Data excerpts

· · · ·

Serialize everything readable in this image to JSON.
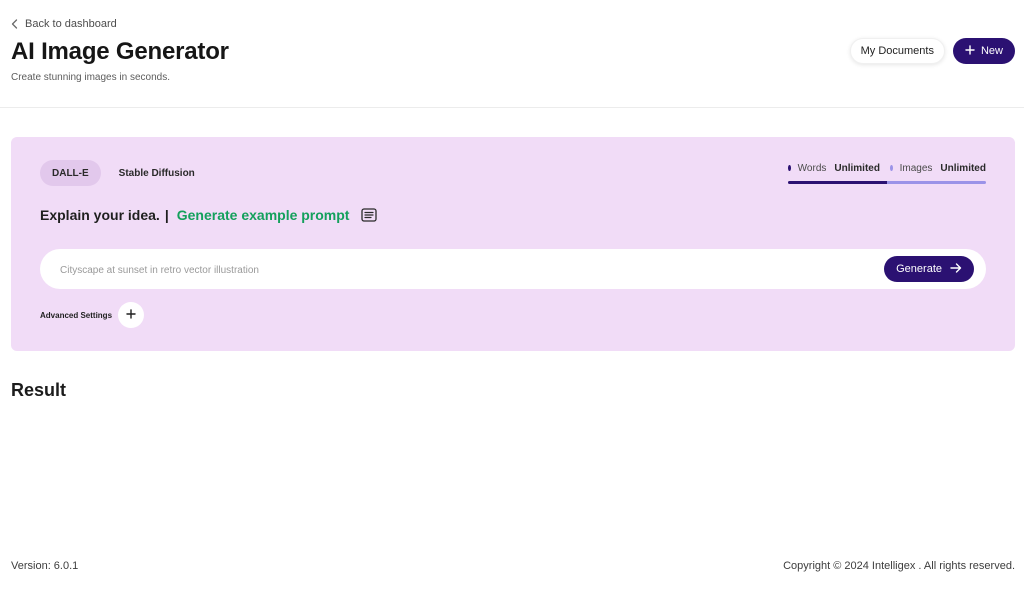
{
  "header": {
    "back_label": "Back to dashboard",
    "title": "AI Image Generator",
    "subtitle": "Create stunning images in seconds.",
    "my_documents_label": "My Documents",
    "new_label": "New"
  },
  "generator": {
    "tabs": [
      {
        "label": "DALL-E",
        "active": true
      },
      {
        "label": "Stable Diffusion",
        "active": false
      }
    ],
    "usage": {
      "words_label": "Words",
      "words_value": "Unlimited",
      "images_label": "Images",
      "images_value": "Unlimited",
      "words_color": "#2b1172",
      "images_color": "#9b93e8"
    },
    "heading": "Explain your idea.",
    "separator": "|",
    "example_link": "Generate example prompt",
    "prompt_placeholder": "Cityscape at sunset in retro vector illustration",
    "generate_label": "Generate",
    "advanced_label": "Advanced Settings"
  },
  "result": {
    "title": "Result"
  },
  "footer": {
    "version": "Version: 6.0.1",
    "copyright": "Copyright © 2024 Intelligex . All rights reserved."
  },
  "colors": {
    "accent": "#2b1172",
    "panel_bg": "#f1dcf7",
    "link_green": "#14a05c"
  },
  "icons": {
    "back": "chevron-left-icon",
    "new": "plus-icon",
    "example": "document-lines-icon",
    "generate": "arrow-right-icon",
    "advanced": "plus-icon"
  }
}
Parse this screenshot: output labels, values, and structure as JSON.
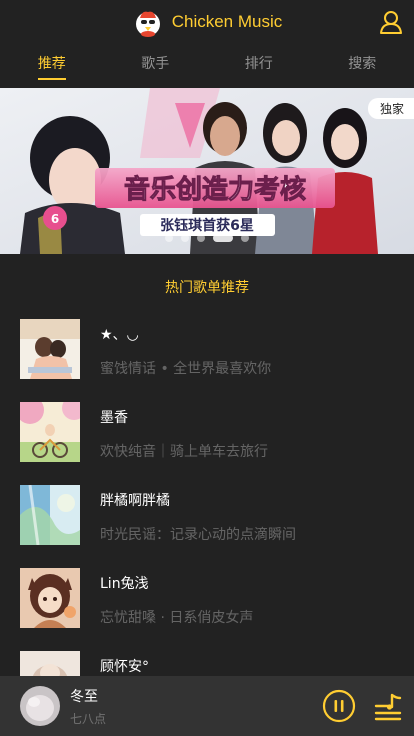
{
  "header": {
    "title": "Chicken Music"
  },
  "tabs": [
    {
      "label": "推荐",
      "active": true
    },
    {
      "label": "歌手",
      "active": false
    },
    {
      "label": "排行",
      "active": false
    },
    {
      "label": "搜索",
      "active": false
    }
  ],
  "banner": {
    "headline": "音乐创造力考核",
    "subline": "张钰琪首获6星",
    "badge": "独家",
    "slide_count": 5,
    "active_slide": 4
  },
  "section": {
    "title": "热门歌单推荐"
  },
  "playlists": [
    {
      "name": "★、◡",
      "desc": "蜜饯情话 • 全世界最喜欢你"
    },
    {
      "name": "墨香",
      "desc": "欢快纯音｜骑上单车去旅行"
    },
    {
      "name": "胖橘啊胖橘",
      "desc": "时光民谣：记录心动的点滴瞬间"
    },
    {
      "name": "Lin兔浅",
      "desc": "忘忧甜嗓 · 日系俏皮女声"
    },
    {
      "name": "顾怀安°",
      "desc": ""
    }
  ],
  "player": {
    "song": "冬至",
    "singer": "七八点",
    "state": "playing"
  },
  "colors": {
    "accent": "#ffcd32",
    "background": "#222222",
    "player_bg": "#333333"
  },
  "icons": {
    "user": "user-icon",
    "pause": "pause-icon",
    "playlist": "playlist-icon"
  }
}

· · · ·

→ **Exercise**
Go over the records above and tally the lines with the word "name" in them. Give the number alone.

→ **Answer for this exercise**
5